***** RAW RECORDS *****

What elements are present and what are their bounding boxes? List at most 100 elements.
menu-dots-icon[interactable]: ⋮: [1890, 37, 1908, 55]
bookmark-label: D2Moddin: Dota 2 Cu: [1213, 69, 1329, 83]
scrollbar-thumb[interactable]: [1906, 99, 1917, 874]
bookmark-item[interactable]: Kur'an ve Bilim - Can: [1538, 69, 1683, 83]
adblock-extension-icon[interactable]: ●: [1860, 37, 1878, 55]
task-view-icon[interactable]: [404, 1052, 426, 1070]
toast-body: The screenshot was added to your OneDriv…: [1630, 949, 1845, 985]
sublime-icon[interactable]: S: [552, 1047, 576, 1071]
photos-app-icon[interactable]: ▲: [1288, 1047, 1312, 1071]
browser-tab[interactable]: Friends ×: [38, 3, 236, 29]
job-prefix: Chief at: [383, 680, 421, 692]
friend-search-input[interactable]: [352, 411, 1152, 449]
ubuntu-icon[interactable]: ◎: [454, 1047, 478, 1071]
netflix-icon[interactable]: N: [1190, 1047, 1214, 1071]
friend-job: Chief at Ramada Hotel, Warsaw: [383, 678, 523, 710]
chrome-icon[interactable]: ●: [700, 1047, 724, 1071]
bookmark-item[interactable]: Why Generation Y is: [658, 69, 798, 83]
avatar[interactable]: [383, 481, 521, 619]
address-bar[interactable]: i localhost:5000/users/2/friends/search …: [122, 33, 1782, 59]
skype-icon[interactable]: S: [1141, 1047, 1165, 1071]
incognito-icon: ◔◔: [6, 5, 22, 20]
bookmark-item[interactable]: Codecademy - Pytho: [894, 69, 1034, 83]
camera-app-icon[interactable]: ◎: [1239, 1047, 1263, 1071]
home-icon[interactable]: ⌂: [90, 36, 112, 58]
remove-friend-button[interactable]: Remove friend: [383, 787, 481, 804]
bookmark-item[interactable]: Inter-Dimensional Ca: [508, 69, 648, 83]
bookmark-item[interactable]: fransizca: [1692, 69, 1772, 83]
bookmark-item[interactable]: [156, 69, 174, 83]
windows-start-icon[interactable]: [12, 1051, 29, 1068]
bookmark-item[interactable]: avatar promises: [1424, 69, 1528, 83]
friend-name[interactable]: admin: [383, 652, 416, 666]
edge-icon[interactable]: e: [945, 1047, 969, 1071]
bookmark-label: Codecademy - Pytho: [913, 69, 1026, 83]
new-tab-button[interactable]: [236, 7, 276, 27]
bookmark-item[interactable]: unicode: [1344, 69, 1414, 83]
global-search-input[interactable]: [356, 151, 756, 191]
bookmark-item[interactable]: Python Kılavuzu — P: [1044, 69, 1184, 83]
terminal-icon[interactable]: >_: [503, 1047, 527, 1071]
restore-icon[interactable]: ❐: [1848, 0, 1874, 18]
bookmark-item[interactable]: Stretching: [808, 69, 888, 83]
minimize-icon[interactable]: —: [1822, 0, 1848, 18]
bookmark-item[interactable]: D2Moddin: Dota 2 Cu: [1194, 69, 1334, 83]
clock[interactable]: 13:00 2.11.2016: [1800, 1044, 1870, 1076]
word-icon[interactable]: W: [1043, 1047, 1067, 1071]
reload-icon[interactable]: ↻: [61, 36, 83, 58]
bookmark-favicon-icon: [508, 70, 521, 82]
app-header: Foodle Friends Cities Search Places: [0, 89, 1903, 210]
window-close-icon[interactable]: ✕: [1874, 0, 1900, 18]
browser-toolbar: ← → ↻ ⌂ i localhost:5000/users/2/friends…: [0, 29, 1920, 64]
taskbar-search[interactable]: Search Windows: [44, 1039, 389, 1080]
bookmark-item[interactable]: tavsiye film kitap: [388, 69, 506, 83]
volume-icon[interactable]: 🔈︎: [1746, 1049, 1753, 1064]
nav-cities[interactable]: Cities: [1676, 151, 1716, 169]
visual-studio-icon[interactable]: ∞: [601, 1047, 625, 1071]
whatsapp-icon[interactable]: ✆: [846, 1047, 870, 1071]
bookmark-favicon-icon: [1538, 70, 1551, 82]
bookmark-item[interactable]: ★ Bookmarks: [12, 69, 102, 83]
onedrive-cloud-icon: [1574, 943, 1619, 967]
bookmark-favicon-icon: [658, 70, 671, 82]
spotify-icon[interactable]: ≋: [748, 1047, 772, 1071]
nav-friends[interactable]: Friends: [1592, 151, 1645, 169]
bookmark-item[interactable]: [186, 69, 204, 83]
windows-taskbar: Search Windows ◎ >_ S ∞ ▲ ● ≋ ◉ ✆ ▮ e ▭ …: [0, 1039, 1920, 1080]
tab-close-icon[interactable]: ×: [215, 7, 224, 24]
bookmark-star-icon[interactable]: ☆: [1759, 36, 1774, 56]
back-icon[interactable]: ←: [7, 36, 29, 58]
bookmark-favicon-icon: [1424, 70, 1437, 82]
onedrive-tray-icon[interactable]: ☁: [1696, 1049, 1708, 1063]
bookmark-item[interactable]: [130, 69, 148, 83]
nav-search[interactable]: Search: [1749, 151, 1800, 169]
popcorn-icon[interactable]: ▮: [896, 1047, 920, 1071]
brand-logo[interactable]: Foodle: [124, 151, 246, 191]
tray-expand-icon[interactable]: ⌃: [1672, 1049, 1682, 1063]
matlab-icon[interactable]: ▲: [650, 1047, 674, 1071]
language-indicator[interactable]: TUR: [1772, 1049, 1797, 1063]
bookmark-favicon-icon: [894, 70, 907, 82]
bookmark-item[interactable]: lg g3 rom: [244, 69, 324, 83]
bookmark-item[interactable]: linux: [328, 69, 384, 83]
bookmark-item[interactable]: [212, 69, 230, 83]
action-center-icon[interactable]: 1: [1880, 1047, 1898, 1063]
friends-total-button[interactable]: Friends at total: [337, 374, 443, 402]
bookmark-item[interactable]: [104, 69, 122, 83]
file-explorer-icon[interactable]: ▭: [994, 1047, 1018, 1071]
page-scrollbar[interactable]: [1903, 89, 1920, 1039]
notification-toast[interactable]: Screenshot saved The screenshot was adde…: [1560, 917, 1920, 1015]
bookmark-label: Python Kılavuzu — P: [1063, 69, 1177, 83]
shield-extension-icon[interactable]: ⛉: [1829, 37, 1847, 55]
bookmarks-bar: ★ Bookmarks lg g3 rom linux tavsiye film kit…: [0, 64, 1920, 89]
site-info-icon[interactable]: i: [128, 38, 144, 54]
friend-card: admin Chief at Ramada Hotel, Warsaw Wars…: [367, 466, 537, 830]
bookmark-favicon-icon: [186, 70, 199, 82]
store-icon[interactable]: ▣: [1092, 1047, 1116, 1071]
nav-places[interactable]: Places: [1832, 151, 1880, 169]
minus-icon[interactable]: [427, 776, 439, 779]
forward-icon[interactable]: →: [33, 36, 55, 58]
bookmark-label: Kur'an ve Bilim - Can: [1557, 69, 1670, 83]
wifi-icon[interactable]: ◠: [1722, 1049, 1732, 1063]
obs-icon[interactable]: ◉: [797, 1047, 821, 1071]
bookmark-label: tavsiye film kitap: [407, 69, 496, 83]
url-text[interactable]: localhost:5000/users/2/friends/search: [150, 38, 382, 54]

*****

REQUIREMENTS
Can you duplicate every item above, line for line, with nothing changed?

RESULT OF THIS TASK
What elements are present and what are their bounding boxes? List at most 100 elements.
menu-dots-icon[interactable]: ⋮: [1890, 37, 1908, 55]
bookmark-label: D2Moddin: Dota 2 Cu: [1213, 69, 1329, 83]
scrollbar-thumb[interactable]: [1906, 99, 1917, 874]
bookmark-item[interactable]: Kur'an ve Bilim - Can: [1538, 69, 1683, 83]
adblock-extension-icon[interactable]: ●: [1860, 37, 1878, 55]
task-view-icon[interactable]: [404, 1052, 426, 1070]
toast-body: The screenshot was added to your OneDriv…: [1630, 949, 1845, 985]
sublime-icon[interactable]: S: [552, 1047, 576, 1071]
photos-app-icon[interactable]: ▲: [1288, 1047, 1312, 1071]
browser-tab[interactable]: Friends ×: [38, 3, 236, 29]
job-prefix: Chief at: [383, 680, 421, 692]
friend-search-input[interactable]: [352, 411, 1152, 449]
ubuntu-icon[interactable]: ◎: [454, 1047, 478, 1071]
netflix-icon[interactable]: N: [1190, 1047, 1214, 1071]
friend-job: Chief at Ramada Hotel, Warsaw: [383, 678, 523, 710]
chrome-icon[interactable]: ●: [700, 1047, 724, 1071]
bookmark-item[interactable]: Why Generation Y is: [658, 69, 798, 83]
avatar[interactable]: [383, 481, 521, 619]
address-bar[interactable]: i localhost:5000/users/2/friends/search …: [122, 33, 1782, 59]
skype-icon[interactable]: S: [1141, 1047, 1165, 1071]
incognito-icon: ◔◔: [6, 5, 22, 20]
bookmark-item[interactable]: Codecademy - Pytho: [894, 69, 1034, 83]
camera-app-icon[interactable]: ◎: [1239, 1047, 1263, 1071]
home-icon[interactable]: ⌂: [90, 36, 112, 58]
remove-friend-button[interactable]: Remove friend: [383, 787, 481, 804]
bookmark-item[interactable]: Inter-Dimensional Ca: [508, 69, 648, 83]
bookmark-item[interactable]: fransizca: [1692, 69, 1772, 83]
bookmark-item[interactable]: [156, 69, 174, 83]
windows-start-icon[interactable]: [12, 1051, 29, 1068]
bookmark-item[interactable]: avatar promises: [1424, 69, 1528, 83]
friend-name[interactable]: admin: [383, 652, 416, 666]
edge-icon[interactable]: e: [945, 1047, 969, 1071]
bookmark-label: Codecademy - Pytho: [913, 69, 1026, 83]
new-tab-button[interactable]: [236, 7, 276, 27]
bookmark-item[interactable]: unicode: [1344, 69, 1414, 83]
global-search-input[interactable]: [356, 151, 756, 191]
bookmark-item[interactable]: Python Kılavuzu — P: [1044, 69, 1184, 83]
terminal-icon[interactable]: >_: [503, 1047, 527, 1071]
restore-icon[interactable]: ❐: [1848, 0, 1874, 18]
bookmark-item[interactable]: Stretching: [808, 69, 888, 83]
minimize-icon[interactable]: —: [1822, 0, 1848, 18]
bookmark-item[interactable]: D2Moddin: Dota 2 Cu: [1194, 69, 1334, 83]
clock[interactable]: 13:00 2.11.2016: [1800, 1044, 1870, 1076]
word-icon[interactable]: W: [1043, 1047, 1067, 1071]
reload-icon[interactable]: ↻: [61, 36, 83, 58]
bookmark-favicon-icon: [508, 70, 521, 82]
app-header: Foodle Friends Cities Search Places: [0, 89, 1903, 210]
window-close-icon[interactable]: ✕: [1874, 0, 1900, 18]
browser-toolbar: ← → ↻ ⌂ i localhost:5000/users/2/friends…: [0, 29, 1920, 64]
taskbar-search[interactable]: Search Windows: [44, 1039, 389, 1080]
bookmark-item[interactable]: tavsiye film kitap: [388, 69, 506, 83]
volume-icon[interactable]: 🔈︎: [1746, 1049, 1753, 1064]
nav-cities[interactable]: Cities: [1676, 151, 1716, 169]
visual-studio-icon[interactable]: ∞: [601, 1047, 625, 1071]
whatsapp-icon[interactable]: ✆: [846, 1047, 870, 1071]
bookmark-favicon-icon: [1538, 70, 1551, 82]
bookmark-item[interactable]: ★ Bookmarks: [12, 69, 102, 83]
onedrive-cloud-icon: [1574, 943, 1619, 967]
bookmark-favicon-icon: [658, 70, 671, 82]
spotify-icon[interactable]: ≋: [748, 1047, 772, 1071]
nav-friends[interactable]: Friends: [1592, 151, 1645, 169]
bookmark-item[interactable]: [186, 69, 204, 83]
windows-taskbar: Search Windows ◎ >_ S ∞ ▲ ● ≋ ◉ ✆ ▮ e ▭ …: [0, 1039, 1920, 1080]
tab-close-icon[interactable]: ×: [215, 7, 224, 24]
bookmark-star-icon[interactable]: ☆: [1759, 36, 1774, 56]
back-icon[interactable]: ←: [7, 36, 29, 58]
bookmark-favicon-icon: [1424, 70, 1437, 82]
onedrive-tray-icon[interactable]: ☁: [1696, 1049, 1708, 1063]
bookmark-item[interactable]: [130, 69, 148, 83]
nav-search[interactable]: Search: [1749, 151, 1800, 169]
popcorn-icon[interactable]: ▮: [896, 1047, 920, 1071]
brand-logo[interactable]: Foodle: [124, 151, 246, 191]
tray-expand-icon[interactable]: ⌃: [1672, 1049, 1682, 1063]
matlab-icon[interactable]: ▲: [650, 1047, 674, 1071]
language-indicator[interactable]: TUR: [1772, 1049, 1797, 1063]
bookmark-favicon-icon: [894, 70, 907, 82]
bookmark-item[interactable]: lg g3 rom: [244, 69, 324, 83]
bookmark-item[interactable]: linux: [328, 69, 384, 83]
bookmark-item[interactable]: [212, 69, 230, 83]
action-center-icon[interactable]: 1: [1880, 1047, 1898, 1063]
friends-total-button[interactable]: Friends at total: [337, 374, 443, 402]
bookmark-item[interactable]: [104, 69, 122, 83]
file-explorer-icon[interactable]: ▭: [994, 1047, 1018, 1071]
page-scrollbar[interactable]: [1903, 89, 1920, 1039]
notification-toast[interactable]: Screenshot saved The screenshot was adde…: [1560, 917, 1920, 1015]
bookmark-label: Python Kılavuzu — P: [1063, 69, 1177, 83]
shield-extension-icon[interactable]: ⛉: [1829, 37, 1847, 55]
bookmarks-bar: ★ Bookmarks lg g3 rom linux tavsiye film kit…: [0, 64, 1920, 89]
site-info-icon[interactable]: i: [128, 38, 144, 54]
friend-card: admin Chief at Ramada Hotel, Warsaw Wars…: [367, 466, 537, 830]
bookmark-favicon-icon: [186, 70, 199, 82]
store-icon[interactable]: ▣: [1092, 1047, 1116, 1071]
nav-places[interactable]: Places: [1832, 151, 1880, 169]
minus-icon[interactable]: [427, 776, 439, 779]
forward-icon[interactable]: →: [33, 36, 55, 58]
bookmark-label: Kur'an ve Bilim - Can: [1557, 69, 1670, 83]
wifi-icon[interactable]: ◠: [1722, 1049, 1732, 1063]
obs-icon[interactable]: ◉: [797, 1047, 821, 1071]
bookmark-label: tavsiye film kitap: [407, 69, 496, 83]
url-text[interactable]: localhost:5000/users/2/friends/search: [150, 38, 382, 54]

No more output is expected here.